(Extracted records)

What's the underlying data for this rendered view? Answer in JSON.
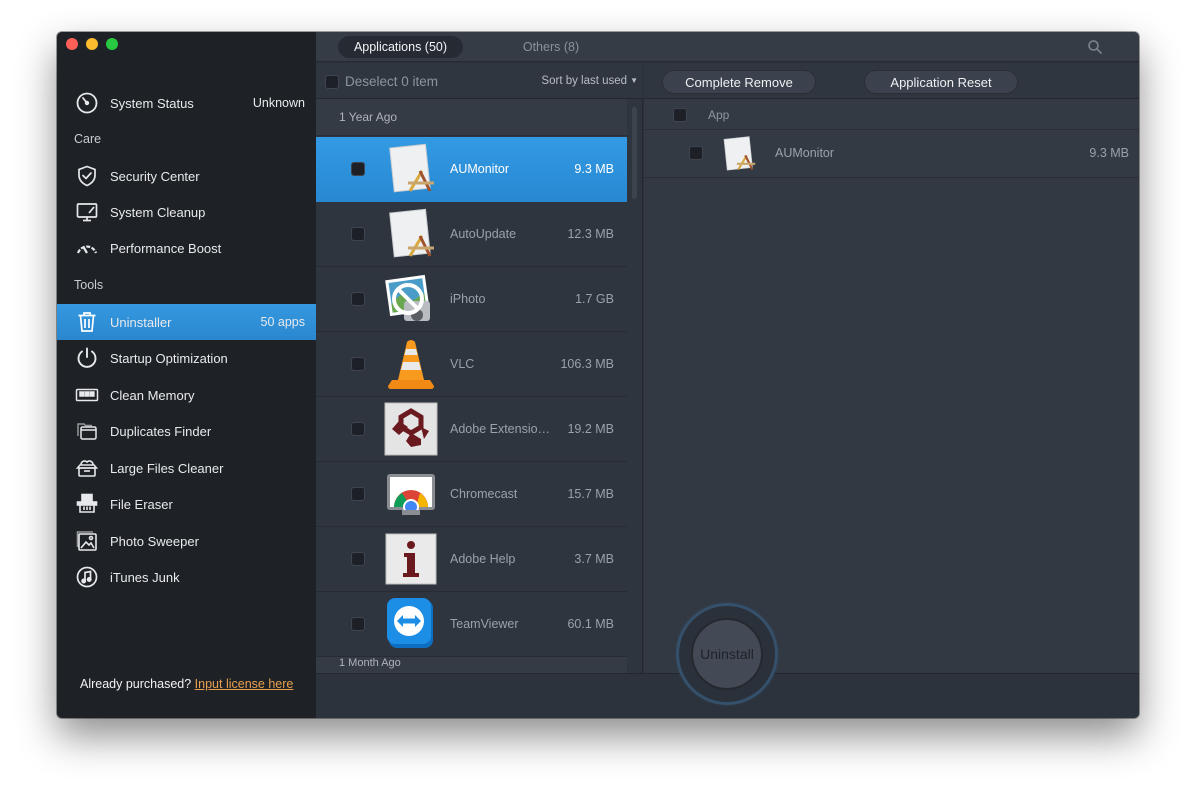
{
  "window": {
    "traffic_lights": [
      "close",
      "minimize",
      "maximize"
    ]
  },
  "sidebar": {
    "status": {
      "label": "System Status",
      "value": "Unknown",
      "icon": "gauge-icon"
    },
    "sections": {
      "care": "Care",
      "tools": "Tools"
    },
    "care_items": [
      {
        "label": "Security Center",
        "icon": "shield-check-icon"
      },
      {
        "label": "System Cleanup",
        "icon": "monitor-broom-icon"
      },
      {
        "label": "Performance Boost",
        "icon": "speedometer-icon"
      }
    ],
    "tool_items": [
      {
        "label": "Uninstaller",
        "badge": "50 apps",
        "icon": "trash-icon",
        "active": true
      },
      {
        "label": "Startup Optimization",
        "icon": "power-icon"
      },
      {
        "label": "Clean Memory",
        "icon": "memory-chip-icon"
      },
      {
        "label": "Duplicates Finder",
        "icon": "folders-icon"
      },
      {
        "label": "Large Files Cleaner",
        "icon": "basket-icon"
      },
      {
        "label": "File Eraser",
        "icon": "shredder-icon"
      },
      {
        "label": "Photo Sweeper",
        "icon": "photo-icon"
      },
      {
        "label": "iTunes Junk",
        "icon": "music-note-icon"
      }
    ],
    "license": {
      "prompt": "Already purchased?",
      "link": "Input license here"
    }
  },
  "topbar": {
    "tabs": [
      {
        "label": "Applications (50)",
        "active": true
      },
      {
        "label": "Others (8)",
        "active": false
      }
    ],
    "search_icon": "search-icon"
  },
  "list": {
    "deselect_label": "Deselect 0 item",
    "sort_label": "Sort by last used",
    "groups": [
      {
        "title": "1 Year Ago",
        "apps": [
          {
            "name": "AUMonitor",
            "size": "9.3 MB",
            "icon": "xcode-doc-icon",
            "selected": true
          },
          {
            "name": "AutoUpdate",
            "size": "12.3 MB",
            "icon": "xcode-doc-icon"
          },
          {
            "name": "iPhoto",
            "size": "1.7 GB",
            "icon": "iphoto-icon"
          },
          {
            "name": "VLC",
            "size": "106.3 MB",
            "icon": "vlc-cone-icon"
          },
          {
            "name": "Adobe Extensio…",
            "size": "19.2 MB",
            "icon": "adobe-extension-icon"
          },
          {
            "name": "Chromecast",
            "size": "15.7 MB",
            "icon": "chromecast-icon"
          },
          {
            "name": "Adobe Help",
            "size": "3.7 MB",
            "icon": "adobe-help-icon"
          },
          {
            "name": "TeamViewer",
            "size": "60.1 MB",
            "icon": "teamviewer-icon"
          }
        ]
      },
      {
        "title": "1 Month Ago"
      }
    ]
  },
  "detail": {
    "actions": {
      "complete_remove": "Complete Remove",
      "application_reset": "Application Reset"
    },
    "column_header": "App",
    "items": [
      {
        "name": "AUMonitor",
        "size": "9.3 MB",
        "icon": "xcode-doc-icon"
      }
    ]
  },
  "bottom": {
    "uninstall_label": "Uninstall"
  },
  "colors": {
    "accent": "#2f8fd9",
    "link": "#e8a04e",
    "sidebar_bg": "#1e2126",
    "panel_bg": "#2f353e"
  }
}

▶ _TASK DESCRIPTION_
Transcribe the material as is, with images omitted.

▶ _THE REPLY_
What's the underlying data for this rendered view? Answer in JSON.
{
  "window": {
    "traffic_lights": [
      "close",
      "minimize",
      "maximize"
    ]
  },
  "sidebar": {
    "status": {
      "label": "System Status",
      "value": "Unknown",
      "icon": "gauge-icon"
    },
    "sections": {
      "care": "Care",
      "tools": "Tools"
    },
    "care_items": [
      {
        "label": "Security Center",
        "icon": "shield-check-icon"
      },
      {
        "label": "System Cleanup",
        "icon": "monitor-broom-icon"
      },
      {
        "label": "Performance Boost",
        "icon": "speedometer-icon"
      }
    ],
    "tool_items": [
      {
        "label": "Uninstaller",
        "badge": "50 apps",
        "icon": "trash-icon",
        "active": true
      },
      {
        "label": "Startup Optimization",
        "icon": "power-icon"
      },
      {
        "label": "Clean Memory",
        "icon": "memory-chip-icon"
      },
      {
        "label": "Duplicates Finder",
        "icon": "folders-icon"
      },
      {
        "label": "Large Files Cleaner",
        "icon": "basket-icon"
      },
      {
        "label": "File Eraser",
        "icon": "shredder-icon"
      },
      {
        "label": "Photo Sweeper",
        "icon": "photo-icon"
      },
      {
        "label": "iTunes Junk",
        "icon": "music-note-icon"
      }
    ],
    "license": {
      "prompt": "Already purchased?",
      "link": "Input license here"
    }
  },
  "topbar": {
    "tabs": [
      {
        "label": "Applications (50)",
        "active": true
      },
      {
        "label": "Others (8)",
        "active": false
      }
    ],
    "search_icon": "search-icon"
  },
  "list": {
    "deselect_label": "Deselect 0 item",
    "sort_label": "Sort by last used",
    "groups": [
      {
        "title": "1 Year Ago",
        "apps": [
          {
            "name": "AUMonitor",
            "size": "9.3 MB",
            "icon": "xcode-doc-icon",
            "selected": true
          },
          {
            "name": "AutoUpdate",
            "size": "12.3 MB",
            "icon": "xcode-doc-icon"
          },
          {
            "name": "iPhoto",
            "size": "1.7 GB",
            "icon": "iphoto-icon"
          },
          {
            "name": "VLC",
            "size": "106.3 MB",
            "icon": "vlc-cone-icon"
          },
          {
            "name": "Adobe Extensio…",
            "size": "19.2 MB",
            "icon": "adobe-extension-icon"
          },
          {
            "name": "Chromecast",
            "size": "15.7 MB",
            "icon": "chromecast-icon"
          },
          {
            "name": "Adobe Help",
            "size": "3.7 MB",
            "icon": "adobe-help-icon"
          },
          {
            "name": "TeamViewer",
            "size": "60.1 MB",
            "icon": "teamviewer-icon"
          }
        ]
      },
      {
        "title": "1 Month Ago"
      }
    ]
  },
  "detail": {
    "actions": {
      "complete_remove": "Complete Remove",
      "application_reset": "Application Reset"
    },
    "column_header": "App",
    "items": [
      {
        "name": "AUMonitor",
        "size": "9.3 MB",
        "icon": "xcode-doc-icon"
      }
    ]
  },
  "bottom": {
    "uninstall_label": "Uninstall"
  },
  "colors": {
    "accent": "#2f8fd9",
    "link": "#e8a04e",
    "sidebar_bg": "#1e2126",
    "panel_bg": "#2f353e"
  }
}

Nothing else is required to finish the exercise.